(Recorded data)
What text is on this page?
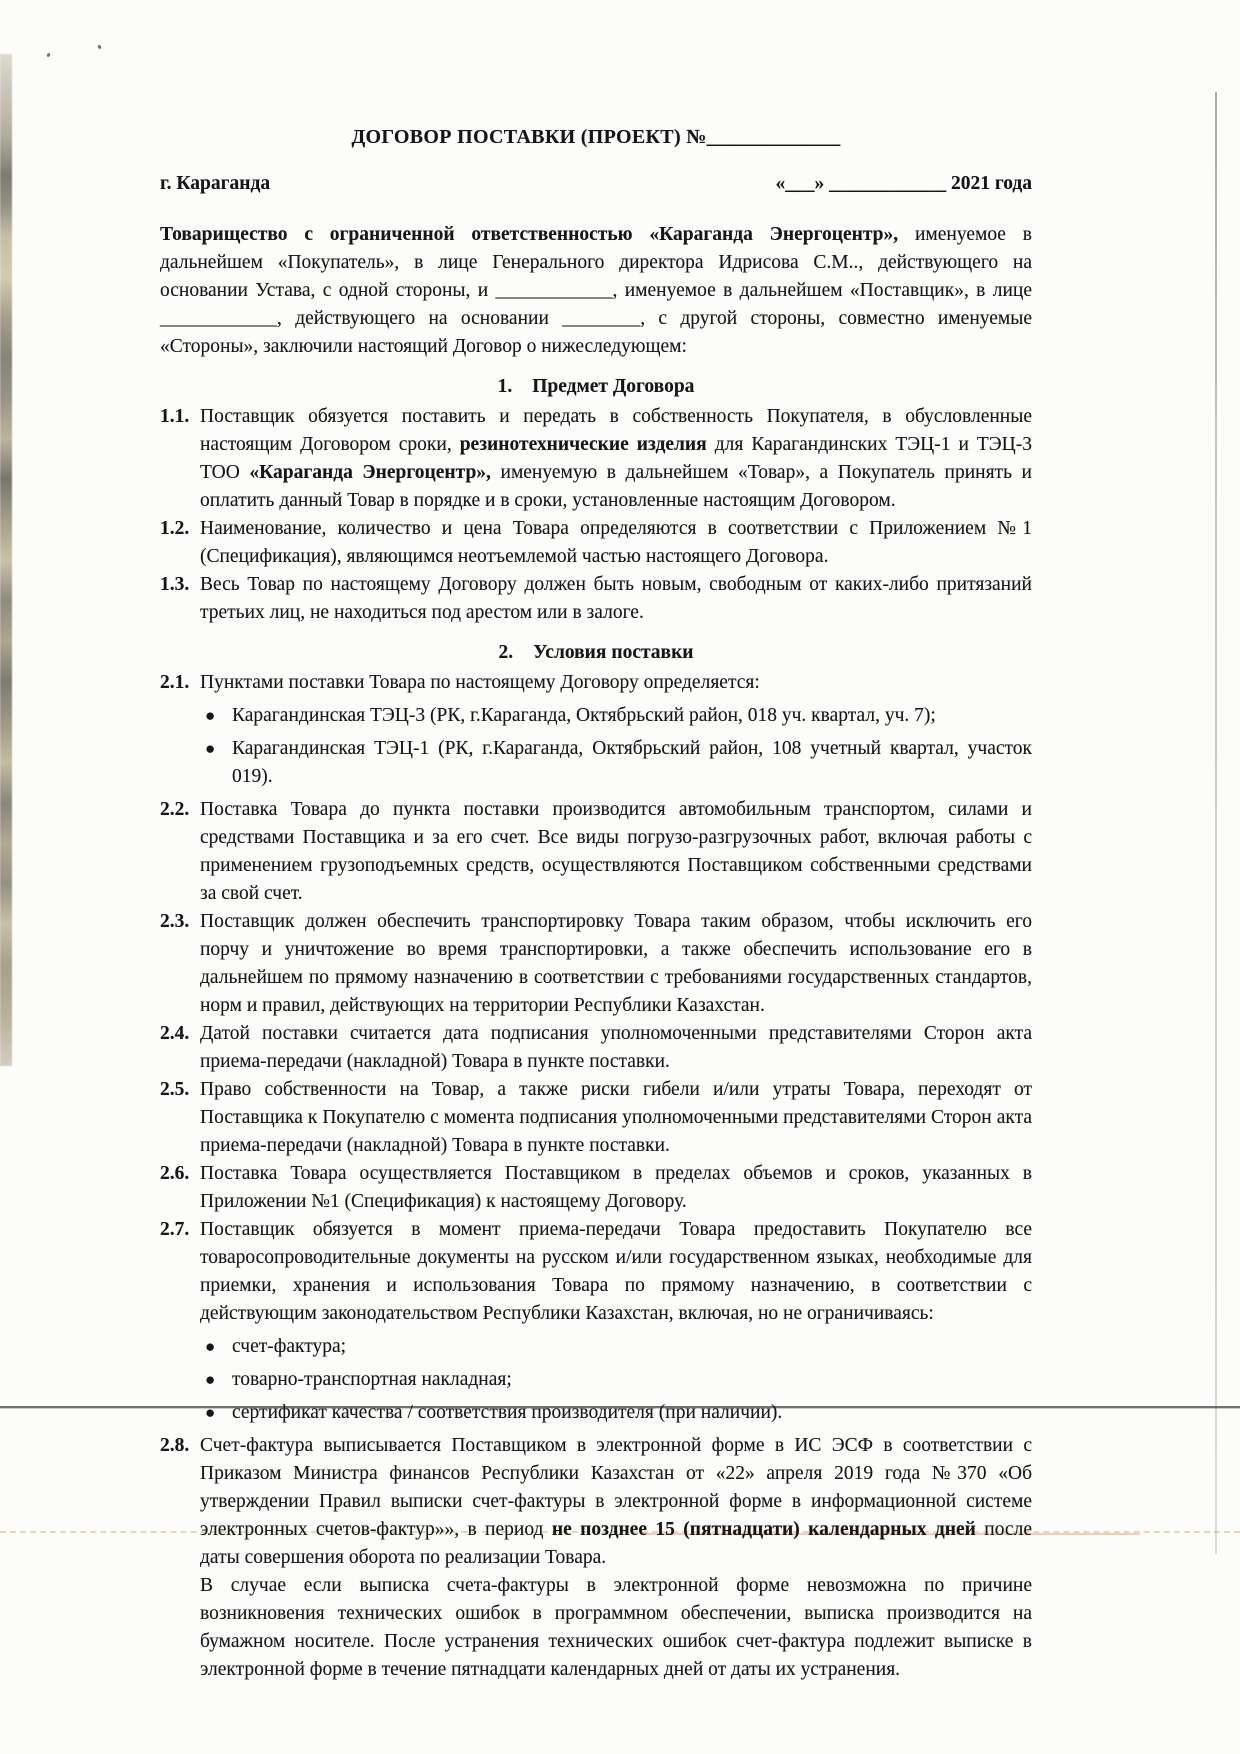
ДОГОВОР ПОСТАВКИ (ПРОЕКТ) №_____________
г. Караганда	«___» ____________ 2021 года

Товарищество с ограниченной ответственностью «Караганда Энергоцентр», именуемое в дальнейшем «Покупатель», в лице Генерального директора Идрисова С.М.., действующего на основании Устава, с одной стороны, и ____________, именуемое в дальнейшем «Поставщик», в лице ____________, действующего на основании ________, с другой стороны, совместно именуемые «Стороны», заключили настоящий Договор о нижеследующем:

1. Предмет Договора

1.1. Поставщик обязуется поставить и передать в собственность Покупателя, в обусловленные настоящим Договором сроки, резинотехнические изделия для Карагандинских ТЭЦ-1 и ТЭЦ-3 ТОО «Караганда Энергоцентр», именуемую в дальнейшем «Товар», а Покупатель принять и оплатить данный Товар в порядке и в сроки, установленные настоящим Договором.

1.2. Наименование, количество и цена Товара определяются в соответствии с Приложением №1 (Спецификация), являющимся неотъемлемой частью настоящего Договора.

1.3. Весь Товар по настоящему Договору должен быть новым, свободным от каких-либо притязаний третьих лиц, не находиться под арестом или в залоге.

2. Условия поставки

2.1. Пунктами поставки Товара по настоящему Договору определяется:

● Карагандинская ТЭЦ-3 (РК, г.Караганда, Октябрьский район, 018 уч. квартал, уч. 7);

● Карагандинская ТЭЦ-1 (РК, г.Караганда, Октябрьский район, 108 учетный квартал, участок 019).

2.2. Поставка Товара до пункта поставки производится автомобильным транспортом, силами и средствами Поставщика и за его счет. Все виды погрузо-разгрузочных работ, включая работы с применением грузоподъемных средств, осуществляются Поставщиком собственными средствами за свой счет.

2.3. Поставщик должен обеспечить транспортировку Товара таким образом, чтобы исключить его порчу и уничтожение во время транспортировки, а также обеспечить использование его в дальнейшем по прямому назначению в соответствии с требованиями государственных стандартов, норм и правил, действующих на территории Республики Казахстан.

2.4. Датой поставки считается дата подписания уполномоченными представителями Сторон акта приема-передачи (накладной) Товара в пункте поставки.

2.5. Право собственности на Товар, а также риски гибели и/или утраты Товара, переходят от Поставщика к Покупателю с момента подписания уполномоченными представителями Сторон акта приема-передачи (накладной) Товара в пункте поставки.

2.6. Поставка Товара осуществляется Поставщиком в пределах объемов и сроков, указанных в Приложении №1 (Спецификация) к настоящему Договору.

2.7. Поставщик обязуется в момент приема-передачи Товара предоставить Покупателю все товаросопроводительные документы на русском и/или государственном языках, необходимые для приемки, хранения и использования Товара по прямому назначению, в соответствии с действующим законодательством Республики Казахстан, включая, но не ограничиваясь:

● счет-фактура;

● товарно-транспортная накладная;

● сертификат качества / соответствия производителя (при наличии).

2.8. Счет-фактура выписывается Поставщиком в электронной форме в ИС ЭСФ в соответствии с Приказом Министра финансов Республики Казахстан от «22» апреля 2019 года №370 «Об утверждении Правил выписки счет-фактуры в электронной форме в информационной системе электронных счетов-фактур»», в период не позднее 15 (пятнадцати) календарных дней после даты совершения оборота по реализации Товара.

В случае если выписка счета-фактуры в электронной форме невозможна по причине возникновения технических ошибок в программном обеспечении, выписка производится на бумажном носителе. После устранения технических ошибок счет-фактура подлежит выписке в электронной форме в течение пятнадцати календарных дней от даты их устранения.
--
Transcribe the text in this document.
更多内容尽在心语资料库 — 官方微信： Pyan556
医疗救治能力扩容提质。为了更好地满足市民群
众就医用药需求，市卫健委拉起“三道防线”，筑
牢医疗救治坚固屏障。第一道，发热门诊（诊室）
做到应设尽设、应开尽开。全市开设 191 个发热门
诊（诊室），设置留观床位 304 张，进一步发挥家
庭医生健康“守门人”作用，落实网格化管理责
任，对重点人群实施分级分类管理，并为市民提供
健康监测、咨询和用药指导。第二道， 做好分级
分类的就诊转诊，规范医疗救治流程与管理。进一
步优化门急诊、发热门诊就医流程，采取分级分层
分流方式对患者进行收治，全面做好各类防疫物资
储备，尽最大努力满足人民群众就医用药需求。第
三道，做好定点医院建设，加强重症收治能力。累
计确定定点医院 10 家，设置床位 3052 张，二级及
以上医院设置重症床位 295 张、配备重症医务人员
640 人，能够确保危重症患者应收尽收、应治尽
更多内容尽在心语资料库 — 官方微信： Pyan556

*Work to be completed:* Pull out each line of the entries that contains "this".

*Final result:*
What text is on this page?
Transcribe the text in this document.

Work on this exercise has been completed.